* _Stated task_
Would you restate all the data that follows, word for word?

* _Collection entries_
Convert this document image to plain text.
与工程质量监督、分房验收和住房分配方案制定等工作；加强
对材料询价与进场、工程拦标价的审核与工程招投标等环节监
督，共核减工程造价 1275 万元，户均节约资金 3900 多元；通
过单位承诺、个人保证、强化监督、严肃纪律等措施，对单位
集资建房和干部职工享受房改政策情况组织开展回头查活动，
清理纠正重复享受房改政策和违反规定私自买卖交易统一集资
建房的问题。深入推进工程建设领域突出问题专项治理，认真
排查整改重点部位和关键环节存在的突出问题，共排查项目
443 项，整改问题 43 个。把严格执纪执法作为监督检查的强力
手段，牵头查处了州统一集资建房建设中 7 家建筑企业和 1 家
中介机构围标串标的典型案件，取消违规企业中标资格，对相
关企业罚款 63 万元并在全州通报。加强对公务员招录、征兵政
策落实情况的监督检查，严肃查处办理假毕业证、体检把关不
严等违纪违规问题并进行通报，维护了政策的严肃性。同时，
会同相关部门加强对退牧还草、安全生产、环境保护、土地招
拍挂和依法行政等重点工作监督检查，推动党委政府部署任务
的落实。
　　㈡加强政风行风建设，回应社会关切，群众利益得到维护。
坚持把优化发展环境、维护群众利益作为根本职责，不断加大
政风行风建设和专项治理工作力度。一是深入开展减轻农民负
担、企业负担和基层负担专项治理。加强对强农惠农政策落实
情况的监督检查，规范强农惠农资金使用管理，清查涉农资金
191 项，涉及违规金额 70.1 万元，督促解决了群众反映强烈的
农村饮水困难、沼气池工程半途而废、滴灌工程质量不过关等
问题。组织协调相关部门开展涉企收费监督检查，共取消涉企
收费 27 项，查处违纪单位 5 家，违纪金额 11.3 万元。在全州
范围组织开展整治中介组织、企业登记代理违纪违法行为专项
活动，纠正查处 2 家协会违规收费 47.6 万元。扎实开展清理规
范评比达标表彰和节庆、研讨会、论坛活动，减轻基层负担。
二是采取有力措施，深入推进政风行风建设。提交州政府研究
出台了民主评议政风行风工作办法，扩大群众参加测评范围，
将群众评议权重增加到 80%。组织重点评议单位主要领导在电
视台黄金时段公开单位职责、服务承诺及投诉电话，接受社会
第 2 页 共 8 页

* _Exercise solution_
Convert this document image to plain text.
与工程质量监督、分房验收和住房分配方案制定等工作；加强
对材料询价与进场、工程拦标价的审核与工程招投标等环节监
督，共核减工程造价 1275 万元，户均节约资金 3900 多元；通
过单位承诺、个人保证、强化监督、严肃纪律等措施，对单位
集资建房和干部职工享受房改政策情况组织开展回头查活动，
清理纠正重复享受房改政策和违反规定私自买卖交易统一集资
建房的问题。深入推进工程建设领域突出问题专项治理，认真
排查整改重点部位和关键环节存在的突出问题，共排查项目
443 项，整改问题 43 个。把严格执纪执法作为监督检查的强力
手段，牵头查处了州统一集资建房建设中 7 家建筑企业和 1 家
中介机构围标串标的典型案件，取消违规企业中标资格，对相
关企业罚款 63 万元并在全州通报。加强对公务员招录、征兵政
策落实情况的监督检查，严肃查处办理假毕业证、体检把关不
严等违纪违规问题并进行通报，维护了政策的严肃性。同时，
会同相关部门加强对退牧还草、安全生产、环境保护、土地招
拍挂和依法行政等重点工作监督检查，推动党委政府部署任务
的落实。
　　㈡加强政风行风建设，回应社会关切，群众利益得到维护。
坚持把优化发展环境、维护群众利益作为根本职责，不断加大
政风行风建设和专项治理工作力度。一是深入开展减轻农民负
担、企业负担和基层负担专项治理。加强对强农惠农政策落实
情况的监督检查，规范强农惠农资金使用管理，清查涉农资金
191 项，涉及违规金额 70.1 万元，督促解决了群众反映强烈的
农村饮水困难、沼气池工程半途而废、滴灌工程质量不过关等
问题。组织协调相关部门开展涉企收费监督检查，共取消涉企
收费 27 项，查处违纪单位 5 家，违纪金额 11.3 万元。在全州
范围组织开展整治中介组织、企业登记代理违纪违法行为专项
活动，纠正查处 2 家协会违规收费 47.6 万元。扎实开展清理规
范评比达标表彰和节庆、研讨会、论坛活动，减轻基层负担。
二是采取有力措施，深入推进政风行风建设。提交州政府研究
出台了民主评议政风行风工作办法，扩大群众参加测评范围，
将群众评议权重增加到 80%。组织重点评议单位主要领导在电
视台黄金时段公开单位职责、服务承诺及投诉电话，接受社会
第 2 页 共 8 页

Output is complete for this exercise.